**WHAT IS NEEDED**
Copy every line from the records below that holds the word "rudimento".

**Dataset items**

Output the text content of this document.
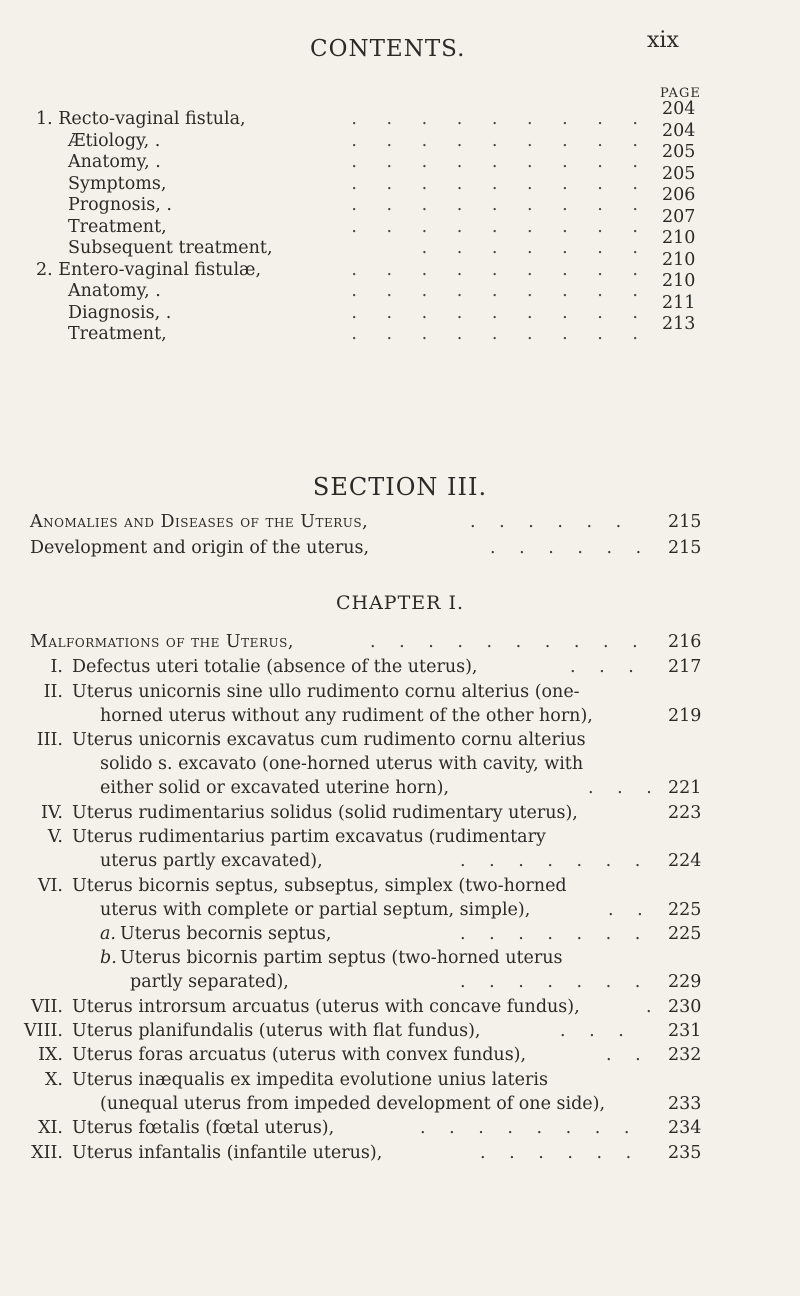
CONTENTS.	xix
PAGE
1. Recto-vaginal fistula,	. . . . . . . . . 204
Ætiology, .	. . . . . . . . . 204
Anatomy, .	. . . . . . . . . 205
Symptoms,	. . . . . . . . . 205
Prognosis, .	. . . . . . . . . 206
Treatment,	. . . . . . . . . 207
Subsequent treatment,	. . . . . . . 210
2. Entero-vaginal fistulæ,	. . . . . . . . . 210
Anatomy, .	. . . . . . . . . 210
Diagnosis, .	. . . . . . . . . 211
Treatment,	. . . . . . . . . 213
SECTION III.
Anomalies and Diseases of the Uterus,	. . . . . . 215
Development and origin of the uterus,	. . . . . . 215
CHAPTER I.
Malformations of the Uterus,	. . . . . . . . . . 216
I. Defectus uteri totalie (absence of the uterus),	. . . 217
II. Uterus unicornis sine ullo rudimento cornu alterius (one-
horned uterus without any rudiment of the other horn),	219
III. Uterus unicornis excavatus cum rudimento cornu alterius
solido s. excavato (one-horned uterus with cavity, with
either solid or excavated uterine horn),	. . . 221
IV. Uterus rudimentarius solidus (solid rudimentary uterus),	223
V. Uterus rudimentarius partim excavatus (rudimentary
uterus partly excavated),	. . . . . . . 224
VI. Uterus bicornis septus, subseptus, simplex (two-horned
uterus with complete or partial septum, simple),	. . 225
a. Uterus becornis septus,	. . . . . . . 225
b. Uterus bicornis partim septus (two-horned uterus
partly separated),	. . . . . . . 229
VII. Uterus introrsum arcuatus (uterus with concave fundus),	. 230
VIII. Uterus planifundalis (uterus with flat fundus),	. . . 231
IX. Uterus foras arcuatus (uterus with convex fundus),	. . 232
X. Uterus inæqualis ex impedita evolutione unius lateris
(unequal uterus from impeded development of one side),	233
XI. Uterus fœtalis (fœtal uterus),	. . . . . . . . 234
XII. Uterus infantalis (infantile uterus),	. . . . . . 235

**SOLUTION TO THIS TASK**
II. Uterus unicornis sine ullo rudimento cornu alterius (one-
III. Uterus unicornis excavatus cum rudimento cornu alterius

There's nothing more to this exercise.